Reading text =>

________________

Photo by Chris Jordan
|
for an interactive scaled view
of the discarded cellphones
|
We live in a consumption society. The numbers are
staggering, whether it’s how many cellphones and plastic
bottles we discard, cigarettes we smoke, paper and
plastic bags we use at the supermarket, or painkillers
we pop. How can we imagine the quantities involved?
If you’re Seattle artist Chris Jordan, you pick a
number, such as the number of cell phones that are
retired in the United States every day, and figure out a
way to show all 426 000 of them. Here, each speck of
grey represents a phone, clearly visible in the original
150 cm x 275 cm picture.
Here’s how you build an image of 426 000 cellphones.
(1) Get 400 actual phones. (2) Pour them into a wooden
frame on your studio’s floor. (3) Photograph from
directly above. (4) Stir, to make a similar but not
identical photograph. (5) Repeat 198 times. (Each of the
200 images will be used 5 or 6 times.) (6) Spend the
next two weeks manically trimming, by hand, around the
edges of each of the 200 photographs, airbrushing out
all the fractional phones. (7) Cut and paste 1065 times,
moving the individual photographs around for the best
visual effect and to keep the 5 or 6 identical copies as
far away from one another as possible. Finally, (8) send
a DVD with your 1 gigabyte file to a specialty shop in
New York equipped with a Canon inkjet printer with a
60-inch wide roll for printing, mounting, and framing.

________________

Data segment =>
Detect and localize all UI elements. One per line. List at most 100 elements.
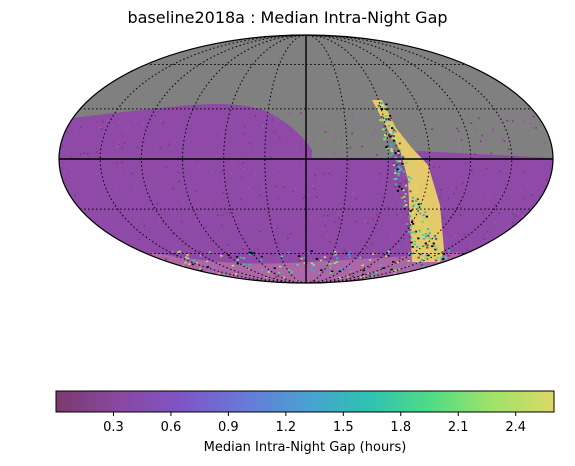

________________

Exercise objective =>
From the text about discarded cellphones, print the words that start at "If you’re Seattle" and end after "275 cm picture.". The data above is separate material, apart from the text about discarded cellphones.

Task response =>
If you’re Seattle artist Chris Jordan, you pick a
number, such as the number of cell phones that are
retired in the United States every day, and figure out a
way to show all 426 000 of them. Here, each speck of
grey represents a phone, clearly visible in the original
150 cm x 275 cm picture.